» Challenge
Search the records for the word "series" and report each line that has it.
╭─ Data for the task
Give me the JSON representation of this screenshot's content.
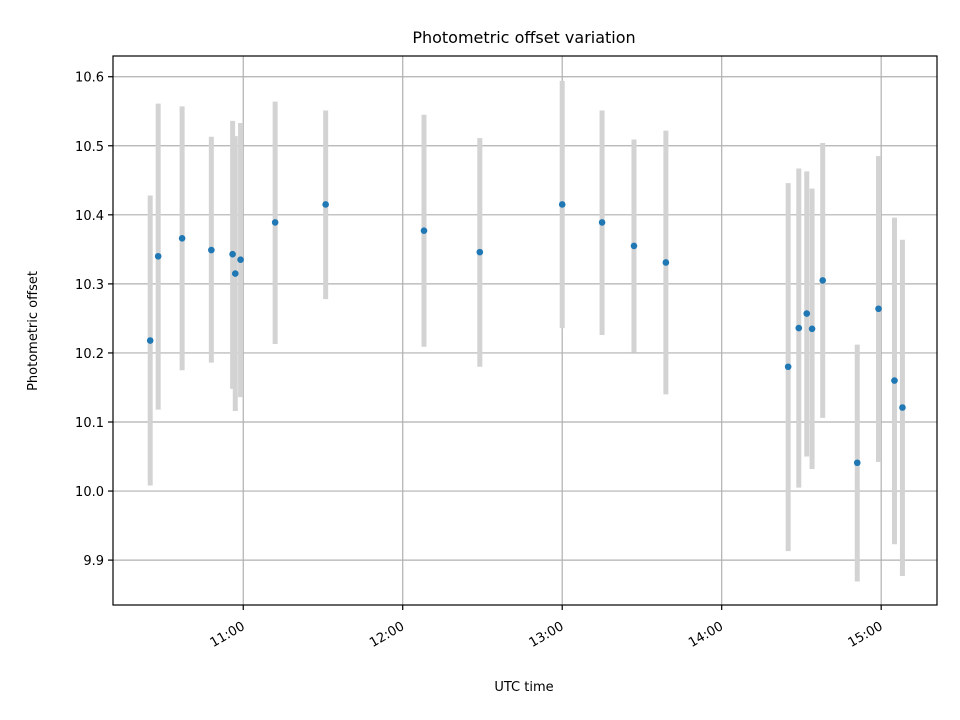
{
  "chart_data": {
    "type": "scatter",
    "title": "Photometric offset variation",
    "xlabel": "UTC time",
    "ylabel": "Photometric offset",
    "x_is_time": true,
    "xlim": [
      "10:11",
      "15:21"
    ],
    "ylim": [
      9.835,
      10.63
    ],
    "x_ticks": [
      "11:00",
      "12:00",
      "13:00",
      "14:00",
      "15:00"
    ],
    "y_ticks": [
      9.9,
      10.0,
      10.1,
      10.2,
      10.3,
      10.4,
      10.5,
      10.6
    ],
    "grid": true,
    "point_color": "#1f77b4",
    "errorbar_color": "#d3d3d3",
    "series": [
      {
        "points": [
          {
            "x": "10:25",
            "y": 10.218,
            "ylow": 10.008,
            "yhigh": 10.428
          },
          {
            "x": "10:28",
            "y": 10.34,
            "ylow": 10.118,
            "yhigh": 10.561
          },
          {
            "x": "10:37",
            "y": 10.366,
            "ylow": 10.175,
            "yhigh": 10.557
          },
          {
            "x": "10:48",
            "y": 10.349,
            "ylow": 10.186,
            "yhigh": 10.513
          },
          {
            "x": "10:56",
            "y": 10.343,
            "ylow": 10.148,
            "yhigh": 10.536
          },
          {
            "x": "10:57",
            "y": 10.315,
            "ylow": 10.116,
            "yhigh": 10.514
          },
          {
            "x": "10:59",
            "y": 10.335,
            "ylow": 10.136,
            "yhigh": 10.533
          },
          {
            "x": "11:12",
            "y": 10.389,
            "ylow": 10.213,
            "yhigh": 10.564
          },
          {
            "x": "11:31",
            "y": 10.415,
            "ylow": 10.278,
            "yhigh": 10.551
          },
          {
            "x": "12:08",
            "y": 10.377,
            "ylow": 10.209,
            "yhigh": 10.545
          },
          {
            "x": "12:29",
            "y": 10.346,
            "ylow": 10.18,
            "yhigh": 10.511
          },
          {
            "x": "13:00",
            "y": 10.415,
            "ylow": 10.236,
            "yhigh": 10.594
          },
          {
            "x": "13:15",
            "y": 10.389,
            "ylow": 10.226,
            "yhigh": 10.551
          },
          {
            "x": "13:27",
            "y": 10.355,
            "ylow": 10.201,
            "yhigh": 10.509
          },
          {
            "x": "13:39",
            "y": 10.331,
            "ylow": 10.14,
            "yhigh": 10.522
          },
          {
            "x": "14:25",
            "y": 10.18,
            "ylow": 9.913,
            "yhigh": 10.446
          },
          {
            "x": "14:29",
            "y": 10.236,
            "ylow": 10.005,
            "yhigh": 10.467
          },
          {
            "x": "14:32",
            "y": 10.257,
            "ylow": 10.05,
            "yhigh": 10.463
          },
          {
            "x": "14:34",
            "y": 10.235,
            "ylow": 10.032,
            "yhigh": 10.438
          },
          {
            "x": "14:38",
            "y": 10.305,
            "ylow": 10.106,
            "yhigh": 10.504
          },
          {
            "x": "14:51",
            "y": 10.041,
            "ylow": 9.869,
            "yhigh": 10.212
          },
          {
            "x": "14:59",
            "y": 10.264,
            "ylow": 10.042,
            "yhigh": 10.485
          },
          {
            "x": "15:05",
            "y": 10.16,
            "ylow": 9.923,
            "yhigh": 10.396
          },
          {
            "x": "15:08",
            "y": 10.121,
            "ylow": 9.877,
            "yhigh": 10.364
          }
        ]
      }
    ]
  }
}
╰─
╭─ Data for the task
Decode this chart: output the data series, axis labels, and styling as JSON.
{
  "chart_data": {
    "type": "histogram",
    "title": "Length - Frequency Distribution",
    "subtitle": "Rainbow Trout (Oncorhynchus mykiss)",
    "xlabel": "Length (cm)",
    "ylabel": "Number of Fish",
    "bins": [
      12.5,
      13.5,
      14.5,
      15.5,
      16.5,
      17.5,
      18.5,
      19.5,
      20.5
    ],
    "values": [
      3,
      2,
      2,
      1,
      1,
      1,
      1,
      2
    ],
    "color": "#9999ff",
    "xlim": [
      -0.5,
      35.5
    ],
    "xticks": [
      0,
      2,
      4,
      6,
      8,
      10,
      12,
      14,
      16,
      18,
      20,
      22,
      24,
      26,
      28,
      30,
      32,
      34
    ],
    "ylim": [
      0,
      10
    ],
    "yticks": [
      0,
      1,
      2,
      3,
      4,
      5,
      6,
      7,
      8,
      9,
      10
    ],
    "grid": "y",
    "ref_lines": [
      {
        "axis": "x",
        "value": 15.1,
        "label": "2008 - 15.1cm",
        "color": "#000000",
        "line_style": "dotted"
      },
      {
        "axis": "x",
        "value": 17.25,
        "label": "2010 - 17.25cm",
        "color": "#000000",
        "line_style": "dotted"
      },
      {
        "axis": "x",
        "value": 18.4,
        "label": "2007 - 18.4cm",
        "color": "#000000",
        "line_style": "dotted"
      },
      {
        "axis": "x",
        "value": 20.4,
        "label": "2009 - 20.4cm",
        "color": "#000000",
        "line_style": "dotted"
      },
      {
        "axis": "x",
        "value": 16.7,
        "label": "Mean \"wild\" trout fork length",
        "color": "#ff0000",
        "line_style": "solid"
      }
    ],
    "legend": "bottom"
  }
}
╰─
» Correct result
    "series": [
Decode this chart: output the data series, axis labels, and styling as JSON.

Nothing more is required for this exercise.